Objective: Will you write out the data exactly, excluding every picture?
═════ Input
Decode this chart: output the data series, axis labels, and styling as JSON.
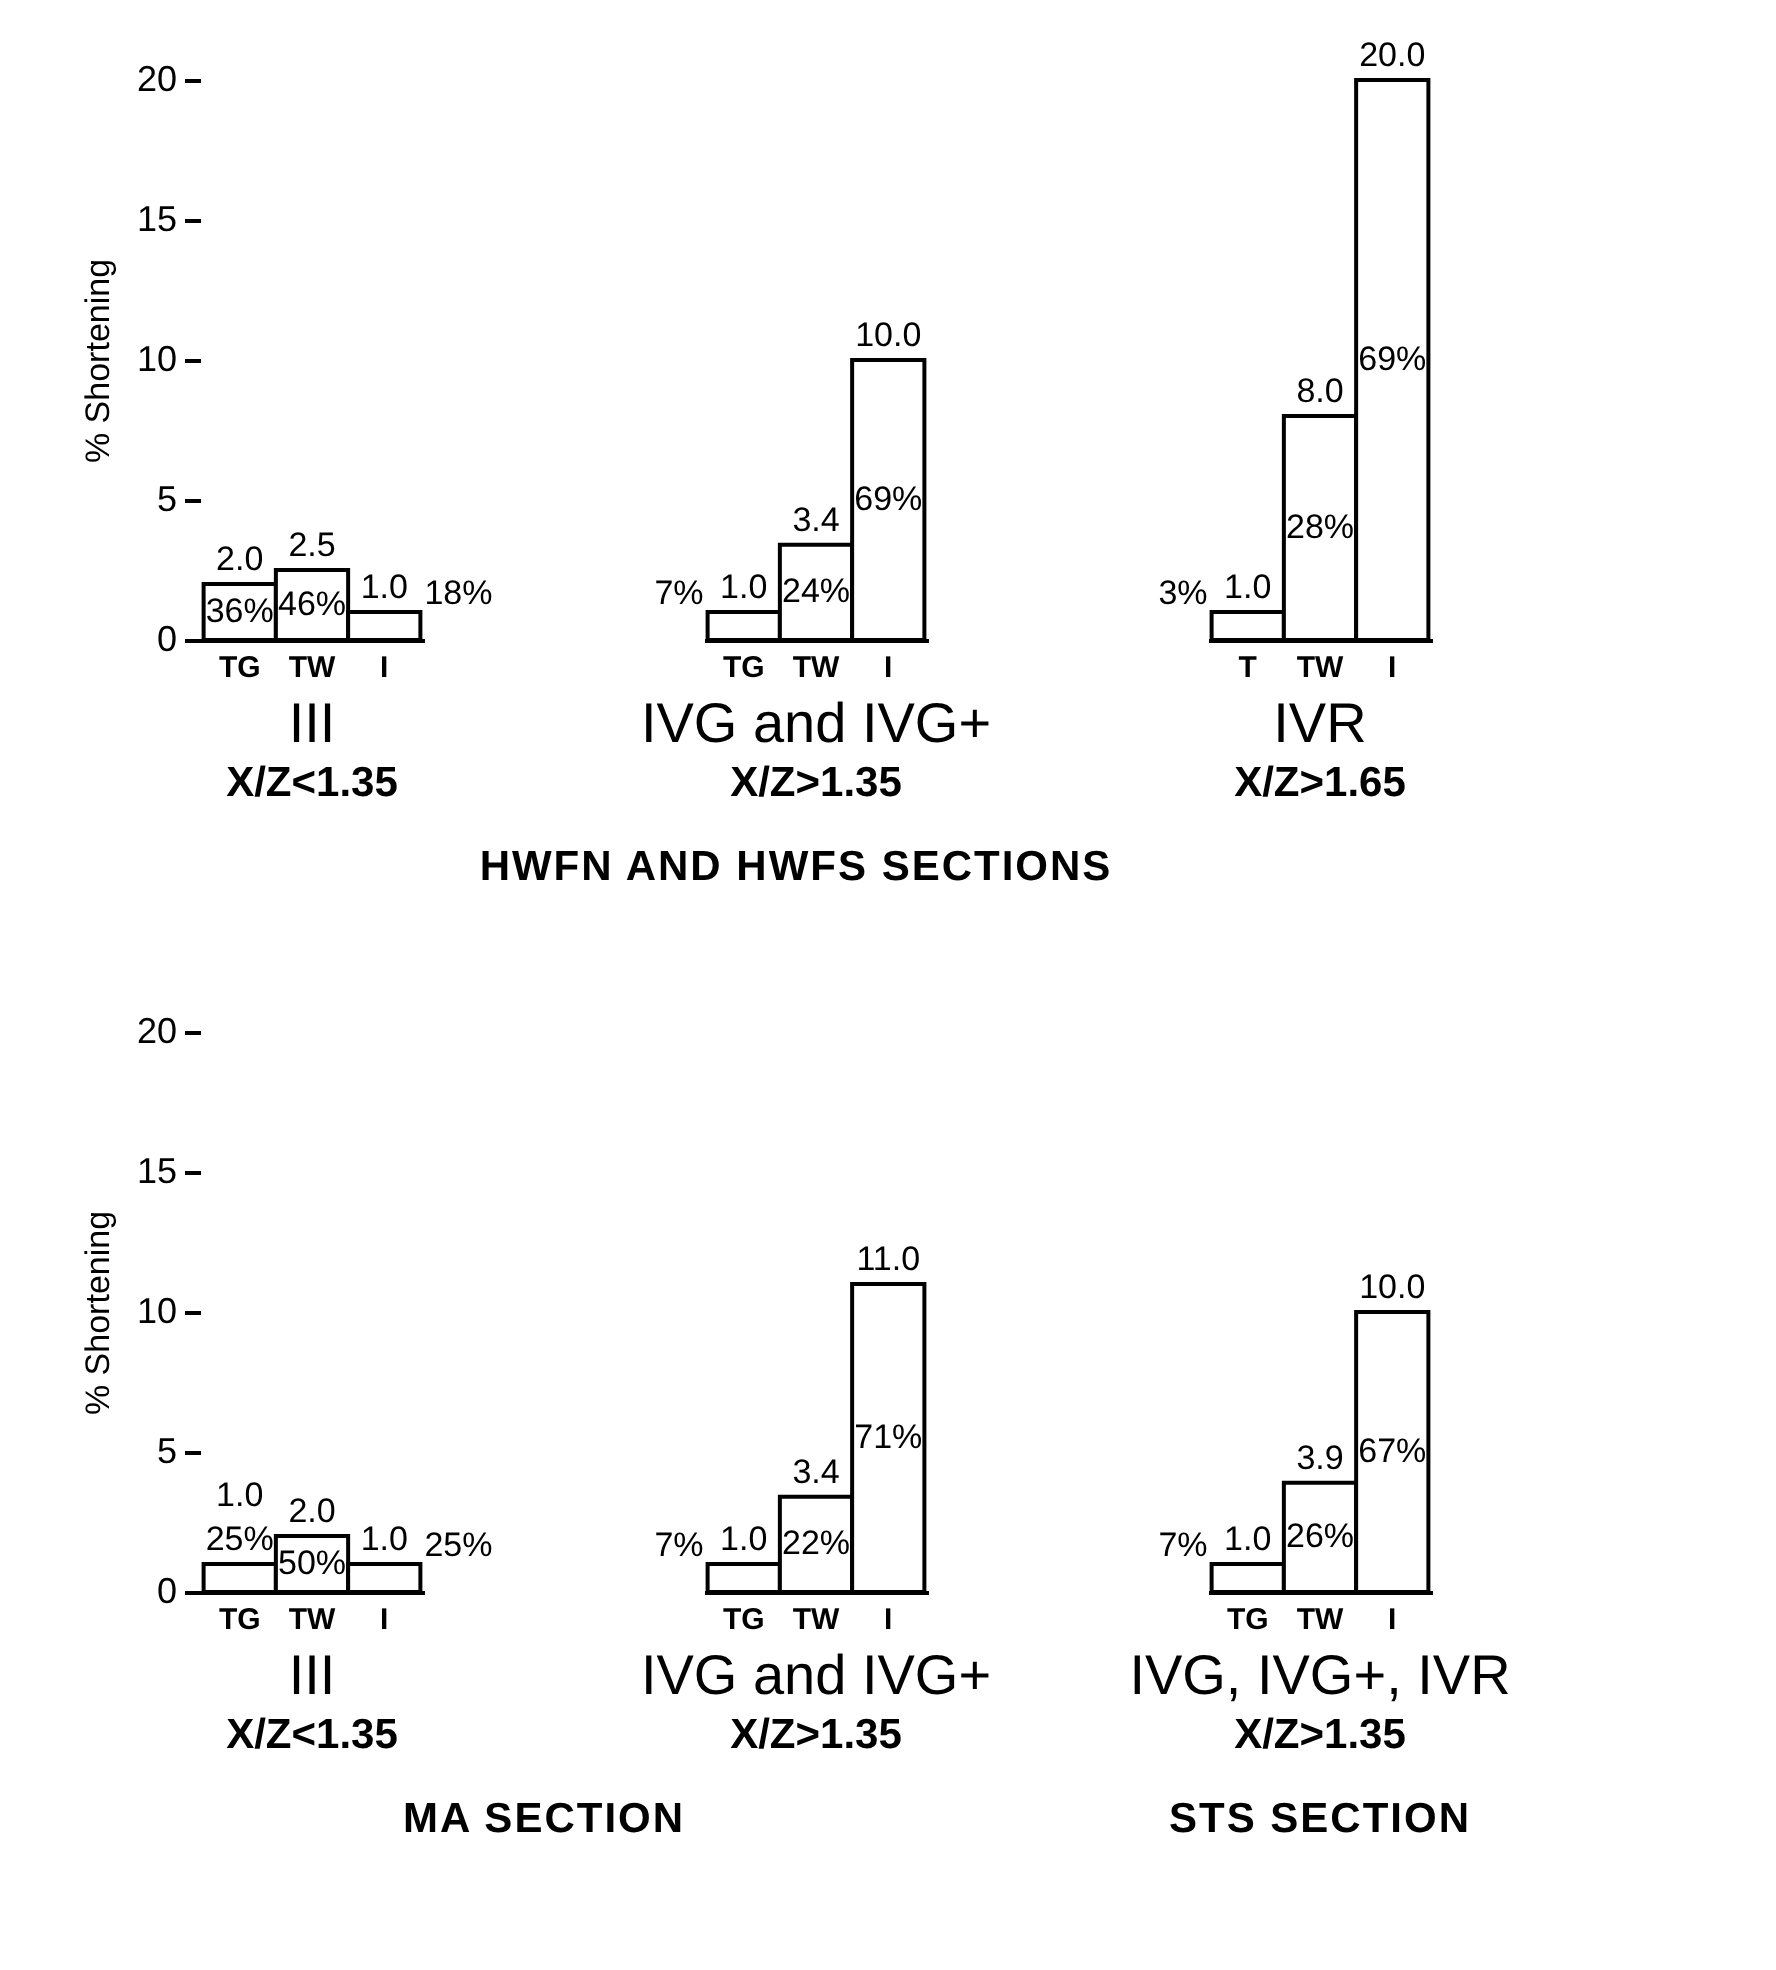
{
  "chart_data": [
    {
      "type": "bar",
      "title": "III",
      "subtitle": "X/Z<1.35",
      "ylabel": "% Shortening",
      "categories": [
        "TG",
        "TW",
        "I"
      ],
      "values": [
        2.0,
        2.5,
        1.0
      ],
      "color": "#ffffff",
      "value_labels": [
        "2.0",
        "2.5",
        "1.0"
      ],
      "ylim": [
        0,
        20
      ],
      "yticks": [
        0,
        5,
        10,
        15,
        20
      ],
      "annotations": [
        "36%",
        "46%",
        "18%"
      ]
    },
    {
      "type": "bar",
      "title": "IVG and IVG+",
      "subtitle": "X/Z>1.35",
      "categories": [
        "TG",
        "TW",
        "I"
      ],
      "values": [
        1.0,
        3.4,
        10.0
      ],
      "color": "#ffffff",
      "value_labels": [
        "1.0",
        "3.4",
        "10.0"
      ],
      "ylim": [
        0,
        20
      ],
      "tick_labels": "x",
      "annotations": [
        "7%",
        "24%",
        "69%"
      ]
    },
    {
      "type": "bar",
      "title": "IVR",
      "subtitle": "X/Z>1.65",
      "categories": [
        "T",
        "TW",
        "I"
      ],
      "values": [
        1.0,
        8.0,
        20.0
      ],
      "color": "#ffffff",
      "value_labels": [
        "1.0",
        "8.0",
        "20.0"
      ],
      "ylim": [
        0,
        20
      ],
      "tick_labels": "x",
      "annotations": [
        "3%",
        "28%",
        "69%",
        "HWFN AND HWFS SECTIONS"
      ]
    },
    {
      "type": "bar",
      "title": "III",
      "subtitle": "X/Z<1.35",
      "ylabel": "% Shortening",
      "categories": [
        "TG",
        "TW",
        "I"
      ],
      "values": [
        1.0,
        2.0,
        1.0
      ],
      "color": "#ffffff",
      "value_labels": [
        "1.0",
        "2.0",
        "1.0"
      ],
      "ylim": [
        0,
        20
      ],
      "yticks": [
        0,
        5,
        10,
        15,
        20
      ],
      "annotations": [
        "25%",
        "50%",
        "25%"
      ]
    },
    {
      "type": "bar",
      "title": "IVG and IVG+",
      "subtitle": "X/Z>1.35",
      "categories": [
        "TG",
        "TW",
        "I"
      ],
      "values": [
        1.0,
        3.4,
        11.0
      ],
      "color": "#ffffff",
      "value_labels": [
        "1.0",
        "3.4",
        "11.0"
      ],
      "ylim": [
        0,
        20
      ],
      "tick_labels": "x",
      "annotations": [
        "7%",
        "22%",
        "71%",
        "MA SECTION"
      ]
    },
    {
      "type": "bar",
      "title": "IVG, IVG+, IVR",
      "subtitle": "X/Z>1.35",
      "categories": [
        "TG",
        "TW",
        "I"
      ],
      "values": [
        1.0,
        3.9,
        10.0
      ],
      "color": "#ffffff",
      "value_labels": [
        "1.0",
        "3.9",
        "10.0"
      ],
      "ylim": [
        0,
        20
      ],
      "tick_labels": "x",
      "annotations": [
        "7%",
        "26%",
        "67%",
        "STS SECTION"
      ]
    }
  ]
}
══════════
Reply to the task:
Decode this chart: output the data series, axis labels, and styling as JSON.
{
  "chart_data": [
    {
      "type": "bar",
      "title": "III",
      "subtitle": "X/Z<1.35",
      "ylabel": "% Shortening",
      "categories": [
        "TG",
        "TW",
        "I"
      ],
      "values": [
        2.0,
        2.5,
        1.0
      ],
      "color": "#ffffff",
      "value_labels": [
        "2.0",
        "2.5",
        "1.0"
      ],
      "ylim": [
        0,
        20
      ],
      "yticks": [
        0,
        5,
        10,
        15,
        20
      ],
      "annotations": [
        "36%",
        "46%",
        "18%"
      ]
    },
    {
      "type": "bar",
      "title": "IVG and IVG+",
      "subtitle": "X/Z>1.35",
      "categories": [
        "TG",
        "TW",
        "I"
      ],
      "values": [
        1.0,
        3.4,
        10.0
      ],
      "color": "#ffffff",
      "value_labels": [
        "1.0",
        "3.4",
        "10.0"
      ],
      "ylim": [
        0,
        20
      ],
      "tick_labels": "x",
      "annotations": [
        "7%",
        "24%",
        "69%"
      ]
    },
    {
      "type": "bar",
      "title": "IVR",
      "subtitle": "X/Z>1.65",
      "categories": [
        "T",
        "TW",
        "I"
      ],
      "values": [
        1.0,
        8.0,
        20.0
      ],
      "color": "#ffffff",
      "value_labels": [
        "1.0",
        "8.0",
        "20.0"
      ],
      "ylim": [
        0,
        20
      ],
      "tick_labels": "x",
      "annotations": [
        "3%",
        "28%",
        "69%",
        "HWFN AND HWFS SECTIONS"
      ]
    },
    {
      "type": "bar",
      "title": "III",
      "subtitle": "X/Z<1.35",
      "ylabel": "% Shortening",
      "categories": [
        "TG",
        "TW",
        "I"
      ],
      "values": [
        1.0,
        2.0,
        1.0
      ],
      "color": "#ffffff",
      "value_labels": [
        "1.0",
        "2.0",
        "1.0"
      ],
      "ylim": [
        0,
        20
      ],
      "yticks": [
        0,
        5,
        10,
        15,
        20
      ],
      "annotations": [
        "25%",
        "50%",
        "25%"
      ]
    },
    {
      "type": "bar",
      "title": "IVG and IVG+",
      "subtitle": "X/Z>1.35",
      "categories": [
        "TG",
        "TW",
        "I"
      ],
      "values": [
        1.0,
        3.4,
        11.0
      ],
      "color": "#ffffff",
      "value_labels": [
        "1.0",
        "3.4",
        "11.0"
      ],
      "ylim": [
        0,
        20
      ],
      "tick_labels": "x",
      "annotations": [
        "7%",
        "22%",
        "71%",
        "MA SECTION"
      ]
    },
    {
      "type": "bar",
      "title": "IVG, IVG+, IVR",
      "subtitle": "X/Z>1.35",
      "categories": [
        "TG",
        "TW",
        "I"
      ],
      "values": [
        1.0,
        3.9,
        10.0
      ],
      "color": "#ffffff",
      "value_labels": [
        "1.0",
        "3.9",
        "10.0"
      ],
      "ylim": [
        0,
        20
      ],
      "tick_labels": "x",
      "annotations": [
        "7%",
        "26%",
        "67%",
        "STS SECTION"
      ]
    }
  ]
}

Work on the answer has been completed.